■ Written instruction
Copy all lines holding the word "VSWR" from the entries.

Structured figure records
_ _ _ _ _
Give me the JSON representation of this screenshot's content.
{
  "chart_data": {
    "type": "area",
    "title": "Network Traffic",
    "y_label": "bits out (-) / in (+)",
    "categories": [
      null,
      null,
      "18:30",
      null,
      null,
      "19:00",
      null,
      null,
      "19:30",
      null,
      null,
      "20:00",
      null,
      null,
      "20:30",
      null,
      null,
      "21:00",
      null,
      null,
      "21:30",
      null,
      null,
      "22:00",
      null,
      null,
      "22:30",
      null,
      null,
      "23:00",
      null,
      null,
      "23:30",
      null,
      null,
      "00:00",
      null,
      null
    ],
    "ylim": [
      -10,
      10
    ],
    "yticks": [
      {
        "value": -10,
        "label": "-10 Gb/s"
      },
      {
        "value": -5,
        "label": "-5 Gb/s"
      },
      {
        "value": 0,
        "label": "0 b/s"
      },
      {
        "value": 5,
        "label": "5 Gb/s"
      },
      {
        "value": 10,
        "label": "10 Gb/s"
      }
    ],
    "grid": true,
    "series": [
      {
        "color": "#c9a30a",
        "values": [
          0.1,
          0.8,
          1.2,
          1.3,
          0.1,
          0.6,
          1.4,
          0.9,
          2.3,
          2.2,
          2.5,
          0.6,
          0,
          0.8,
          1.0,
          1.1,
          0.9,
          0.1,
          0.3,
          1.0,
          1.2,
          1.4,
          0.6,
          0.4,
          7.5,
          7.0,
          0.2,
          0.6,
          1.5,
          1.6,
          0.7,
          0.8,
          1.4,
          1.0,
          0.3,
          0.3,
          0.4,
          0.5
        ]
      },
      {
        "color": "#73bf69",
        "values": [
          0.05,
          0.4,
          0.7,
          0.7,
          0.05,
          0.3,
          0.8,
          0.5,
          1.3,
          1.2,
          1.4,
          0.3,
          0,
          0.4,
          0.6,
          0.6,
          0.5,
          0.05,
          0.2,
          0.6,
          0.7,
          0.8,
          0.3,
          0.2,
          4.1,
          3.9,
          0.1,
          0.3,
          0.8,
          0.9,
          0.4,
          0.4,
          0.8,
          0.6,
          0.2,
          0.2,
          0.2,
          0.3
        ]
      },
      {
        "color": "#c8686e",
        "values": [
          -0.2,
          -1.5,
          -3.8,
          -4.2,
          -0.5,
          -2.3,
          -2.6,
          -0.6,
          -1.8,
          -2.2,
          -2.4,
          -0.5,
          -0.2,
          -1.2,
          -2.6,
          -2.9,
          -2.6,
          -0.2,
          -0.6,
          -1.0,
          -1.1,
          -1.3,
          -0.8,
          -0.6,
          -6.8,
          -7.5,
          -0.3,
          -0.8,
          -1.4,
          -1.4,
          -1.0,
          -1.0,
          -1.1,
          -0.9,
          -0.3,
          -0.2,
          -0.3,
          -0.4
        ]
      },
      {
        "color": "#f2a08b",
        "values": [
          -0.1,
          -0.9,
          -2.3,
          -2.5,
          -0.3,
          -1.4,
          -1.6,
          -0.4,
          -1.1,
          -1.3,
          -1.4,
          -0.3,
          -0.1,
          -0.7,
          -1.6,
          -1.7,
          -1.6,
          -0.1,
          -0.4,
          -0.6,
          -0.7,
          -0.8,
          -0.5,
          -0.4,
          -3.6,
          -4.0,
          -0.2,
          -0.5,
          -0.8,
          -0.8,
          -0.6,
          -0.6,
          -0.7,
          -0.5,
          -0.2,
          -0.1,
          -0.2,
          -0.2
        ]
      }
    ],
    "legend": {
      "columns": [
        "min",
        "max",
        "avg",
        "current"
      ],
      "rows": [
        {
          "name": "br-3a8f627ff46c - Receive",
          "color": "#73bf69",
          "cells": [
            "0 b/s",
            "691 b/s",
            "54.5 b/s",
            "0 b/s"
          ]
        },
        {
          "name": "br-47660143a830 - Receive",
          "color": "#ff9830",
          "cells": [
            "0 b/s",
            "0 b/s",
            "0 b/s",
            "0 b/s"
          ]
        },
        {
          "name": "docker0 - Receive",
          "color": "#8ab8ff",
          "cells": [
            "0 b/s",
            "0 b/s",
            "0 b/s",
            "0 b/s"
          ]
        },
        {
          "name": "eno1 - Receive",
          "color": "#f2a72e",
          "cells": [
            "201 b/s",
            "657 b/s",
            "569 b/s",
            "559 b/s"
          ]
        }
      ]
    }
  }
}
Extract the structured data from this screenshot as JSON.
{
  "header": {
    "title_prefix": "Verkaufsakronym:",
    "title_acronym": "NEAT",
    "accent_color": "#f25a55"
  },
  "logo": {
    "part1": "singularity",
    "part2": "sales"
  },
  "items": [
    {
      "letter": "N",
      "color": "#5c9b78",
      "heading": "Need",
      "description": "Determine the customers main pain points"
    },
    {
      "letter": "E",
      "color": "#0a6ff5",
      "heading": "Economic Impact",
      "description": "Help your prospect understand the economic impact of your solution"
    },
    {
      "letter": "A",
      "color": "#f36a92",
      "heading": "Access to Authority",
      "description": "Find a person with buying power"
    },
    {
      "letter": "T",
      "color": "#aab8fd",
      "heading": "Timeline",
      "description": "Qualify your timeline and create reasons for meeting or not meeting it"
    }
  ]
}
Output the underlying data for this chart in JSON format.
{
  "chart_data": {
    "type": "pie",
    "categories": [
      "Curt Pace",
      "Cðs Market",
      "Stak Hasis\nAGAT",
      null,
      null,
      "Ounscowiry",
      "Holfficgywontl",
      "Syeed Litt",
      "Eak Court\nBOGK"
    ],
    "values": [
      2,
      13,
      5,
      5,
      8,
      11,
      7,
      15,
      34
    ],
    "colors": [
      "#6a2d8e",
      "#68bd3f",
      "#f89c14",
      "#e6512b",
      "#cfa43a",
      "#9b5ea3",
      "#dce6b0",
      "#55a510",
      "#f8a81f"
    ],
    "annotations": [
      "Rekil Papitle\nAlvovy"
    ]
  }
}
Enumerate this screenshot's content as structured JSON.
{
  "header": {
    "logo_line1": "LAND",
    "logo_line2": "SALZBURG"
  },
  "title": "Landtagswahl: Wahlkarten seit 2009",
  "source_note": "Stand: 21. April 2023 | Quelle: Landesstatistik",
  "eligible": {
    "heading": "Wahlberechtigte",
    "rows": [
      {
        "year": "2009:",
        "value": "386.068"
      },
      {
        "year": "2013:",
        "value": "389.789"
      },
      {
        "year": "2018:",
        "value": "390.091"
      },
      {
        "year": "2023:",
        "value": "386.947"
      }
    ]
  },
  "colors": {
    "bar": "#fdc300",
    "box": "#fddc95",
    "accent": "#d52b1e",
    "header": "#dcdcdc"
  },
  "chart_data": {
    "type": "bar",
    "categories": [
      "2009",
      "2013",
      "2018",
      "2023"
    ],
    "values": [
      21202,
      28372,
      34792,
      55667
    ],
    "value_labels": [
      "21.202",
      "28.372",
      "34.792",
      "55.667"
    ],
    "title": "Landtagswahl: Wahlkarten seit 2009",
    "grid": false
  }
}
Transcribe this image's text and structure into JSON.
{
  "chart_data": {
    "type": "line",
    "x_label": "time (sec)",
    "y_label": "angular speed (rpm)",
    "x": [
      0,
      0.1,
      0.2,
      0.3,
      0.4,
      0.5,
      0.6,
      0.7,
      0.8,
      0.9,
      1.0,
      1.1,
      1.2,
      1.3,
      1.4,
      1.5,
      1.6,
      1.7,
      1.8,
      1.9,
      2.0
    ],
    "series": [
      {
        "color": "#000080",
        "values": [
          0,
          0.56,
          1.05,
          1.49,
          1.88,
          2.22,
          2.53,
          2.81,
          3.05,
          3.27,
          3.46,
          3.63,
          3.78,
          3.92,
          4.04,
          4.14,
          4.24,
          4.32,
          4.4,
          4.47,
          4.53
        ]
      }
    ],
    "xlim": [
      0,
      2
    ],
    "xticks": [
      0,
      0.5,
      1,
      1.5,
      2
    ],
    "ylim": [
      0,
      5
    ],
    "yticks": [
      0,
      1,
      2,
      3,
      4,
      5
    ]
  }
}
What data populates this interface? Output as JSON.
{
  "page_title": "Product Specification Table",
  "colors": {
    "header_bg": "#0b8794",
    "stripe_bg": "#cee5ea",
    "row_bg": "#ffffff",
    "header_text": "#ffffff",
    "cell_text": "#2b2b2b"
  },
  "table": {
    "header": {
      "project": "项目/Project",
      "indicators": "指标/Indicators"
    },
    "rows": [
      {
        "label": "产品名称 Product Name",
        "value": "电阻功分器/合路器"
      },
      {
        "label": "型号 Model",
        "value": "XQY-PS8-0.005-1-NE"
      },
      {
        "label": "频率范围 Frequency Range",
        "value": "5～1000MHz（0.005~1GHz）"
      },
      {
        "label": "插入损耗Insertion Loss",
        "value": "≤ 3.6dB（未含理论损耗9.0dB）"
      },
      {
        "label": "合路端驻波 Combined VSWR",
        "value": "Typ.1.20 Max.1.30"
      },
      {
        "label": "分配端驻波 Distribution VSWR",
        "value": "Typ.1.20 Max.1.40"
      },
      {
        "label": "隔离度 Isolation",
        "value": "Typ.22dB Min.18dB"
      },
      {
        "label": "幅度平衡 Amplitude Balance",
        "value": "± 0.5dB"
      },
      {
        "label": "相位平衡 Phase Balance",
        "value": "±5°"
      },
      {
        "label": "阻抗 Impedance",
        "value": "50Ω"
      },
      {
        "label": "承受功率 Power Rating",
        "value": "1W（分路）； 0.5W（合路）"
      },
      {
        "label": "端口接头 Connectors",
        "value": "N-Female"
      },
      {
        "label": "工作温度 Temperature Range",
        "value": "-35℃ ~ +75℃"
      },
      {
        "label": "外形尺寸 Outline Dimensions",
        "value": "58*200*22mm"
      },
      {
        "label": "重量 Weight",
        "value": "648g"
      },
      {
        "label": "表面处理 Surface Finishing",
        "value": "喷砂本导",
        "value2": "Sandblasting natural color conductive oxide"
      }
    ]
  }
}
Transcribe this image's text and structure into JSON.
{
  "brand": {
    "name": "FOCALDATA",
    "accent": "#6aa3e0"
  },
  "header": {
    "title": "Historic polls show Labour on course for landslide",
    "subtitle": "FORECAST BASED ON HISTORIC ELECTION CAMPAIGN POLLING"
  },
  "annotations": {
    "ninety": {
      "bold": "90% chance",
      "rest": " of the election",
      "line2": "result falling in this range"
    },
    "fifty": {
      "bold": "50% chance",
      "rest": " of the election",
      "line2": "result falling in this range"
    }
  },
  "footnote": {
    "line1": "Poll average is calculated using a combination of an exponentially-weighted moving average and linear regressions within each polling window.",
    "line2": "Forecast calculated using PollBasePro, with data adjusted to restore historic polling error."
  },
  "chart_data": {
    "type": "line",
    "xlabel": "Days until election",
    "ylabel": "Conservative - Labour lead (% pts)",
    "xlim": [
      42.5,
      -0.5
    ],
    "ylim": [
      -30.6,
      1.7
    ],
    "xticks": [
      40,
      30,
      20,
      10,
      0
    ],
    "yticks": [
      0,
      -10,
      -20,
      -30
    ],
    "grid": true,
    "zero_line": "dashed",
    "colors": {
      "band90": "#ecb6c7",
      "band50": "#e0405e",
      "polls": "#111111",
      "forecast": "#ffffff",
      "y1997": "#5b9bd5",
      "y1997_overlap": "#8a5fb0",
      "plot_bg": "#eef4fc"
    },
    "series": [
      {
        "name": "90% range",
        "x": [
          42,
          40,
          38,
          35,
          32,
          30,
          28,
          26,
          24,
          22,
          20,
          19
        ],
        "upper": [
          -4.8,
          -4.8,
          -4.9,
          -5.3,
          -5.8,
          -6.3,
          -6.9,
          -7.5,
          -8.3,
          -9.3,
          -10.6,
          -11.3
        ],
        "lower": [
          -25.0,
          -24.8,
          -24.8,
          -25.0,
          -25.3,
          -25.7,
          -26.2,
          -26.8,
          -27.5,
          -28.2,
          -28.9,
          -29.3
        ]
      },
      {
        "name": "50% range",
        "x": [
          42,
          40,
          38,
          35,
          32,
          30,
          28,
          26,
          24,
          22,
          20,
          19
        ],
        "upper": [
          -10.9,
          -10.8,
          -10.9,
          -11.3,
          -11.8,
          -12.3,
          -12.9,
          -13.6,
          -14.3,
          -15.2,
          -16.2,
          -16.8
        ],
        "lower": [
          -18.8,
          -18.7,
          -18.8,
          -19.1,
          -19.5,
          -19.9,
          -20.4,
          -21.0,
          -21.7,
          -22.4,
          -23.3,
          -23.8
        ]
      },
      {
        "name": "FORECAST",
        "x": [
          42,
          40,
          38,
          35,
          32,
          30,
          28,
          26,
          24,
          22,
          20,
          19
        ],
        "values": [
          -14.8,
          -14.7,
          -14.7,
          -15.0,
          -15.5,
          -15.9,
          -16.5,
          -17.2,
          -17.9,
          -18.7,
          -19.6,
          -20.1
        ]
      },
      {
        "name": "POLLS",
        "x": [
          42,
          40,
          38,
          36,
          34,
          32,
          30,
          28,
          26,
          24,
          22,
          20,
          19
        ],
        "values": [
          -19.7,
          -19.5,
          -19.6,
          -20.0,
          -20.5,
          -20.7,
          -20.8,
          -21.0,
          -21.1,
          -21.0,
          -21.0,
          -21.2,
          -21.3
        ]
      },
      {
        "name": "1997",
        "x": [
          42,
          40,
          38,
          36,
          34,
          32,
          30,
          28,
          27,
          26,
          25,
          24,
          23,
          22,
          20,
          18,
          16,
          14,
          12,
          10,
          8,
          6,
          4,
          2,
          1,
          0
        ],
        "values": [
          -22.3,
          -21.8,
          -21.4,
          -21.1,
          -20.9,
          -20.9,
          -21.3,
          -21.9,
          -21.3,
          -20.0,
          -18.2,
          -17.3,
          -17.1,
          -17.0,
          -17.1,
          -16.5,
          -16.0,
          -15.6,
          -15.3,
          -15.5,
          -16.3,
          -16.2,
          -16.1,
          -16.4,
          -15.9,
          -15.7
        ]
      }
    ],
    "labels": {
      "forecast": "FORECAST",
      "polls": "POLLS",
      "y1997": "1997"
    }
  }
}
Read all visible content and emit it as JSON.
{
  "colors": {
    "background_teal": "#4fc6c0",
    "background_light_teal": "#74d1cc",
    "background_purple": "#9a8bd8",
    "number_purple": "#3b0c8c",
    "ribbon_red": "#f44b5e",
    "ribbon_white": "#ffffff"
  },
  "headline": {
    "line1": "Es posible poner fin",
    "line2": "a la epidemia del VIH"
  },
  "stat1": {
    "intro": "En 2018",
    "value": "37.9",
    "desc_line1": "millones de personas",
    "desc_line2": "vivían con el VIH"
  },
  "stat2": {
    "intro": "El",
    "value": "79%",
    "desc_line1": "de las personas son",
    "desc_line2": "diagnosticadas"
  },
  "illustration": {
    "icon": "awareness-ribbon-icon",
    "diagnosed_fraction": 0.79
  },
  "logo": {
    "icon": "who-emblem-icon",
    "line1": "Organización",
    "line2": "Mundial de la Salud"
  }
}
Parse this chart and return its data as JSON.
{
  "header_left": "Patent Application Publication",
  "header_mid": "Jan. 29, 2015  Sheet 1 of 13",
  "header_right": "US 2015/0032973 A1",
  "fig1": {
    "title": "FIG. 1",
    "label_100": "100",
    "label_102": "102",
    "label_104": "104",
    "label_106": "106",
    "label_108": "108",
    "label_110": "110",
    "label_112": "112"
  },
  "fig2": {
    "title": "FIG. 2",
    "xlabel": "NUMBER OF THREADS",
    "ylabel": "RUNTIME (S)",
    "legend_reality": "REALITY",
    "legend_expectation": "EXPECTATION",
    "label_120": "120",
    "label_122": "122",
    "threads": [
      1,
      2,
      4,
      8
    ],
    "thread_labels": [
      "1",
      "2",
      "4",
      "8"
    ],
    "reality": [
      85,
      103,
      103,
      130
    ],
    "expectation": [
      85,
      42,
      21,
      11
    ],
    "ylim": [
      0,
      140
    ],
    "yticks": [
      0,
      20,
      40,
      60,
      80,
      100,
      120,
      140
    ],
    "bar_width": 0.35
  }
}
_ _ _ _ _
■ Completed exercise
        "label": "合路端驻波 Combined VSWR",
        "label": "分配端驻波 Distribution VSWR",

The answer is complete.